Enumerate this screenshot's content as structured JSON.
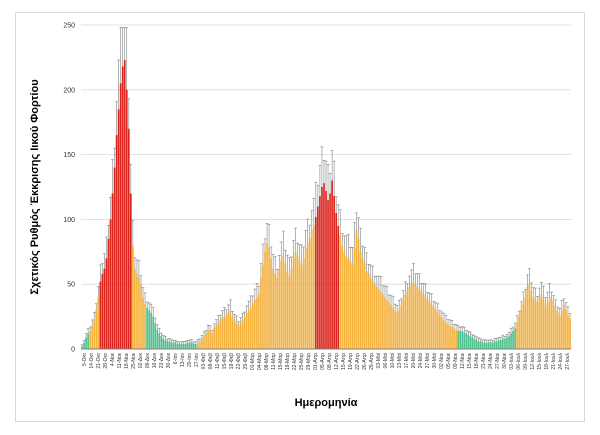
{
  "chart_data": {
    "type": "bar",
    "ylabel": "Σχετικός Ρυθμός Έκκρισης Ιικού Φορτίου",
    "xlabel": "Ημερομηνία",
    "ylim": [
      0,
      250
    ],
    "yticks": [
      0,
      50,
      100,
      150,
      200,
      250
    ],
    "grid": true,
    "legend": "none",
    "error_bars": true,
    "colors": {
      "red": "#d9251d",
      "orange": "#f3b13d",
      "green": "#4fc08d",
      "grid": "#d9d9d9",
      "error": "#808080"
    },
    "xtick_labels": [
      "5-Οκτ",
      "14-Οκτ",
      "21-Οκτ",
      "28-Οκτ",
      "4-Νοε",
      "11-Νοε",
      "18-Νοε",
      "25-Νοε",
      "02-Δεκ",
      "09-Δεκ",
      "16-Δεκ",
      "23-Δεκ",
      "30-Δεκ",
      "6-Ιαν",
      "13-Ιαν",
      "20-Ιαν",
      "27-Ιαν",
      "03-Φεβ",
      "08-Φεβ",
      "11-Φεβ",
      "15-Φεβ",
      "18-Φεβ",
      "22-Φεβ",
      "25-Φεβ",
      "01-Μαρ",
      "04-Μαρ",
      "08-Μαρ",
      "11-Μαρ",
      "15-Μαρ",
      "18-Μαρ",
      "22-Μαρ",
      "25-Μαρ",
      "29-Μαρ",
      "01-Απρ",
      "05-Απρ",
      "08-Απρ",
      "12-Απρ",
      "15-Απρ",
      "19-Απρ",
      "22-Απρ",
      "26-Απρ",
      "29-Απρ",
      "03-Μαϊ",
      "06-Μαϊ",
      "10-Μαϊ",
      "13-Μαϊ",
      "17-Μαϊ",
      "20-Μαϊ",
      "24-Μαϊ",
      "27-Μαϊ",
      "30-Μαϊ",
      "02-Νοε",
      "05-Νοε",
      "09-Νοε",
      "12-Νοε",
      "15-Νοε",
      "18-Νοε",
      "21-Νοε",
      "24-Νοε",
      "27-Νοε",
      "30-Νοε",
      "03-Ιουλ",
      "06-Ιουλ",
      "09-Ιουλ",
      "12-Ιουλ",
      "15-Ιουλ",
      "18-Ιουλ",
      "21-Ιουλ",
      "24-Ιουλ",
      "27-Ιουλ"
    ],
    "series": [
      {
        "values": [
          2,
          5,
          9,
          12,
          14,
          18,
          22,
          30,
          40,
          52,
          58,
          62,
          70,
          85,
          100,
          120,
          140,
          165,
          185,
          205,
          218,
          223,
          200,
          170,
          120,
          80,
          62,
          58,
          55,
          50,
          40,
          35,
          32,
          30,
          28,
          25,
          20,
          15,
          12,
          10,
          8,
          7,
          6,
          6,
          5,
          5,
          5,
          4,
          4,
          4,
          4,
          4,
          5,
          5,
          5,
          4,
          4,
          5,
          6,
          8,
          10,
          12,
          15,
          14,
          12,
          16,
          18,
          20,
          22,
          24,
          25,
          26,
          28,
          30,
          25,
          22,
          20,
          18,
          20,
          22,
          25,
          28,
          30,
          32,
          35,
          38,
          40,
          42,
          55,
          65,
          75,
          82,
          78,
          70,
          62,
          58,
          55,
          62,
          68,
          72,
          66,
          60,
          56,
          62,
          70,
          75,
          72,
          68,
          65,
          70,
          78,
          82,
          86,
          92,
          96,
          102,
          110,
          118,
          125,
          128,
          122,
          115,
          120,
          130,
          118,
          105,
          95,
          88,
          80,
          75,
          72,
          70,
          68,
          65,
          78,
          92,
          85,
          75,
          70,
          66,
          60,
          58,
          55,
          52,
          50,
          48,
          46,
          44,
          42,
          40,
          38,
          36,
          34,
          32,
          30,
          28,
          30,
          34,
          38,
          42,
          45,
          48,
          50,
          52,
          50,
          48,
          46,
          44,
          42,
          40,
          38,
          36,
          34,
          32,
          30,
          28,
          26,
          24,
          22,
          20,
          19,
          18,
          17,
          16,
          15,
          14,
          14,
          14,
          13,
          12,
          11,
          10,
          9,
          8,
          7,
          6,
          6,
          5,
          5,
          5,
          5,
          5,
          5,
          6,
          6,
          7,
          7,
          8,
          8,
          9,
          10,
          12,
          14,
          16,
          20,
          25,
          30,
          35,
          40,
          48,
          50,
          45,
          40,
          38,
          36,
          40,
          42,
          38,
          34,
          36,
          40,
          38,
          34,
          30,
          28,
          26,
          30,
          34,
          30,
          26,
          24
        ]
      },
      {
        "error_plus": "≈ 10–25% of value"
      }
    ]
  }
}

Your objective
Every line of the data above should be quoted exactly. Omit the pictures.

Right answer
Enumerate this screenshot's content as structured JSON.
{
  "chart_data": {
    "type": "bar",
    "ylabel": "Σχετικός Ρυθμός Έκκρισης Ιικού Φορτίου",
    "xlabel": "Ημερομηνία",
    "ylim": [
      0,
      250
    ],
    "yticks": [
      0,
      50,
      100,
      150,
      200,
      250
    ],
    "grid": true,
    "legend": "none",
    "error_bars": true,
    "colors": {
      "red": "#d9251d",
      "orange": "#f3b13d",
      "green": "#4fc08d",
      "grid": "#d9d9d9",
      "error": "#808080"
    },
    "xtick_labels": [
      "5-Οκτ",
      "14-Οκτ",
      "21-Οκτ",
      "28-Οκτ",
      "4-Νοε",
      "11-Νοε",
      "18-Νοε",
      "25-Νοε",
      "02-Δεκ",
      "09-Δεκ",
      "16-Δεκ",
      "23-Δεκ",
      "30-Δεκ",
      "6-Ιαν",
      "13-Ιαν",
      "20-Ιαν",
      "27-Ιαν",
      "03-Φεβ",
      "08-Φεβ",
      "11-Φεβ",
      "15-Φεβ",
      "18-Φεβ",
      "22-Φεβ",
      "25-Φεβ",
      "01-Μαρ",
      "04-Μαρ",
      "08-Μαρ",
      "11-Μαρ",
      "15-Μαρ",
      "18-Μαρ",
      "22-Μαρ",
      "25-Μαρ",
      "29-Μαρ",
      "01-Απρ",
      "05-Απρ",
      "08-Απρ",
      "12-Απρ",
      "15-Απρ",
      "19-Απρ",
      "22-Απρ",
      "26-Απρ",
      "29-Απρ",
      "03-Μαϊ",
      "06-Μαϊ",
      "10-Μαϊ",
      "13-Μαϊ",
      "17-Μαϊ",
      "20-Μαϊ",
      "24-Μαϊ",
      "27-Μαϊ",
      "30-Μαϊ",
      "02-Νοε",
      "05-Νοε",
      "09-Νοε",
      "12-Νοε",
      "15-Νοε",
      "18-Νοε",
      "21-Νοε",
      "24-Νοε",
      "27-Νοε",
      "30-Νοε",
      "03-Ιουλ",
      "06-Ιουλ",
      "09-Ιουλ",
      "12-Ιουλ",
      "15-Ιουλ",
      "18-Ιουλ",
      "21-Ιουλ",
      "24-Ιουλ",
      "27-Ιουλ"
    ],
    "series": [
      {
        "values": [
          2,
          5,
          9,
          12,
          14,
          18,
          22,
          30,
          40,
          52,
          58,
          62,
          70,
          85,
          100,
          120,
          140,
          165,
          185,
          205,
          218,
          223,
          200,
          170,
          120,
          80,
          62,
          58,
          55,
          50,
          40,
          35,
          32,
          30,
          28,
          25,
          20,
          15,
          12,
          10,
          8,
          7,
          6,
          6,
          5,
          5,
          5,
          4,
          4,
          4,
          4,
          4,
          5,
          5,
          5,
          4,
          4,
          5,
          6,
          8,
          10,
          12,
          15,
          14,
          12,
          16,
          18,
          20,
          22,
          24,
          25,
          26,
          28,
          30,
          25,
          22,
          20,
          18,
          20,
          22,
          25,
          28,
          30,
          32,
          35,
          38,
          40,
          42,
          55,
          65,
          75,
          82,
          78,
          70,
          62,
          58,
          55,
          62,
          68,
          72,
          66,
          60,
          56,
          62,
          70,
          75,
          72,
          68,
          65,
          70,
          78,
          82,
          86,
          92,
          96,
          102,
          110,
          118,
          125,
          128,
          122,
          115,
          120,
          130,
          118,
          105,
          95,
          88,
          80,
          75,
          72,
          70,
          68,
          65,
          78,
          92,
          85,
          75,
          70,
          66,
          60,
          58,
          55,
          52,
          50,
          48,
          46,
          44,
          42,
          40,
          38,
          36,
          34,
          32,
          30,
          28,
          30,
          34,
          38,
          42,
          45,
          48,
          50,
          52,
          50,
          48,
          46,
          44,
          42,
          40,
          38,
          36,
          34,
          32,
          30,
          28,
          26,
          24,
          22,
          20,
          19,
          18,
          17,
          16,
          15,
          14,
          14,
          14,
          13,
          12,
          11,
          10,
          9,
          8,
          7,
          6,
          6,
          5,
          5,
          5,
          5,
          5,
          5,
          6,
          6,
          7,
          7,
          8,
          8,
          9,
          10,
          12,
          14,
          16,
          20,
          25,
          30,
          35,
          40,
          48,
          50,
          45,
          40,
          38,
          36,
          40,
          42,
          38,
          34,
          36,
          40,
          38,
          34,
          30,
          28,
          26,
          30,
          34,
          30,
          26,
          24
        ]
      },
      {
        "error_plus": "≈ 10–25% of value"
      }
    ]
  }
}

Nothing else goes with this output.